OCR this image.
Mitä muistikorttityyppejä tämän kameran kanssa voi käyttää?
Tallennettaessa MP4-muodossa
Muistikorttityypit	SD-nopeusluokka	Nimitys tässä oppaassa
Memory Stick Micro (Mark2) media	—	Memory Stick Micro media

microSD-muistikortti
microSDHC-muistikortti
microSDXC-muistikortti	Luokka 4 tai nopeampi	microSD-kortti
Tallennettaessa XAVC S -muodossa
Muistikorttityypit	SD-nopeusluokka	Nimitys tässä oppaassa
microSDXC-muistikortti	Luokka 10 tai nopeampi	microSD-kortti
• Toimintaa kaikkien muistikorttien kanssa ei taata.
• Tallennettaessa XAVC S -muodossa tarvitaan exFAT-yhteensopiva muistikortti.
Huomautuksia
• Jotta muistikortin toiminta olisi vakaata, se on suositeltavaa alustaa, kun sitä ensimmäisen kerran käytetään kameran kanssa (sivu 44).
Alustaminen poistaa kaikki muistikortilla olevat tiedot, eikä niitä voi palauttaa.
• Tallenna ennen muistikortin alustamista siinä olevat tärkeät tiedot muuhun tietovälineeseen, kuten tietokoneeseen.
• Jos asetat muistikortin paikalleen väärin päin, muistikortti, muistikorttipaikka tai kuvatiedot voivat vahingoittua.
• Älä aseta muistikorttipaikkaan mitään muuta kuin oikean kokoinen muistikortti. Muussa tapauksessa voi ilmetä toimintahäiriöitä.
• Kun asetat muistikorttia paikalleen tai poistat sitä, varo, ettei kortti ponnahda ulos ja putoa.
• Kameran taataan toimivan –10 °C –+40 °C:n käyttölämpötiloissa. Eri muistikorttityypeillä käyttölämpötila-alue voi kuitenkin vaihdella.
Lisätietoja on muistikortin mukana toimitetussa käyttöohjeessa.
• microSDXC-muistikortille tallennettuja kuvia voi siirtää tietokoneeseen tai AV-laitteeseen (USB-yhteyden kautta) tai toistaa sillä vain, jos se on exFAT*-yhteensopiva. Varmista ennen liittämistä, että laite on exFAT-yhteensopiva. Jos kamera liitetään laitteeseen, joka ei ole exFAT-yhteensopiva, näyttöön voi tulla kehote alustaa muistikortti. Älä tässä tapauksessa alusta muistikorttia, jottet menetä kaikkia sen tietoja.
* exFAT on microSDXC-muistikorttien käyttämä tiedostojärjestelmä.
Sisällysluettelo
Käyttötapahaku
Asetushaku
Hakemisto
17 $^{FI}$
• • • •
» Written exercise: Copy out each record exactly as given, omitting none.

» Problem solution:
OCR this image.
Mitä muistikorttityyppejä tämän kameran kanssa voi käyttää?
Tallennettaessa MP4-muodossa
Muistikorttityypit	SD-nopeusluokka	Nimitys tässä oppaassa
Memory Stick Micro (Mark2) media	—	Memory Stick Micro media

microSD-muistikortti
microSDHC-muistikortti
microSDXC-muistikortti	Luokka 4 tai nopeampi	microSD-kortti
Tallennettaessa XAVC S -muodossa
Muistikorttityypit	SD-nopeusluokka	Nimitys tässä oppaassa
microSDXC-muistikortti	Luokka 10 tai nopeampi	microSD-kortti
• Toimintaa kaikkien muistikorttien kanssa ei taata.
• Tallennettaessa XAVC S -muodossa tarvitaan exFAT-yhteensopiva muistikortti.
Huomautuksia
• Jotta muistikortin toiminta olisi vakaata, se on suositeltavaa alustaa, kun sitä ensimmäisen kerran käytetään kameran kanssa (sivu 44).
Alustaminen poistaa kaikki muistikortilla olevat tiedot, eikä niitä voi palauttaa.
• Tallenna ennen muistikortin alustamista siinä olevat tärkeät tiedot muuhun tietovälineeseen, kuten tietokoneeseen.
• Jos asetat muistikortin paikalleen väärin päin, muistikortti, muistikorttipaikka tai kuvatiedot voivat vahingoittua.
• Älä aseta muistikorttipaikkaan mitään muuta kuin oikean kokoinen muistikortti. Muussa tapauksessa voi ilmetä toimintahäiriöitä.
• Kun asetat muistikorttia paikalleen tai poistat sitä, varo, ettei kortti ponnahda ulos ja putoa.
• Kameran taataan toimivan –10 °C –+40 °C:n käyttölämpötiloissa. Eri muistikorttityypeillä käyttölämpötila-alue voi kuitenkin vaihdella.
Lisätietoja on muistikortin mukana toimitetussa käyttöohjeessa.
• microSDXC-muistikortille tallennettuja kuvia voi siirtää tietokoneeseen tai AV-laitteeseen (USB-yhteyden kautta) tai toistaa sillä vain, jos se on exFAT*-yhteensopiva. Varmista ennen liittämistä, että laite on exFAT-yhteensopiva. Jos kamera liitetään laitteeseen, joka ei ole exFAT-yhteensopiva, näyttöön voi tulla kehote alustaa muistikortti. Älä tässä tapauksessa alusta muistikorttia, jottet menetä kaikkia sen tietoja.
* exFAT on microSDXC-muistikorttien käyttämä tiedostojärjestelmä.
Sisällysluettelo
Käyttötapahaku
Asetushaku
Hakemisto
17 $^{FI}$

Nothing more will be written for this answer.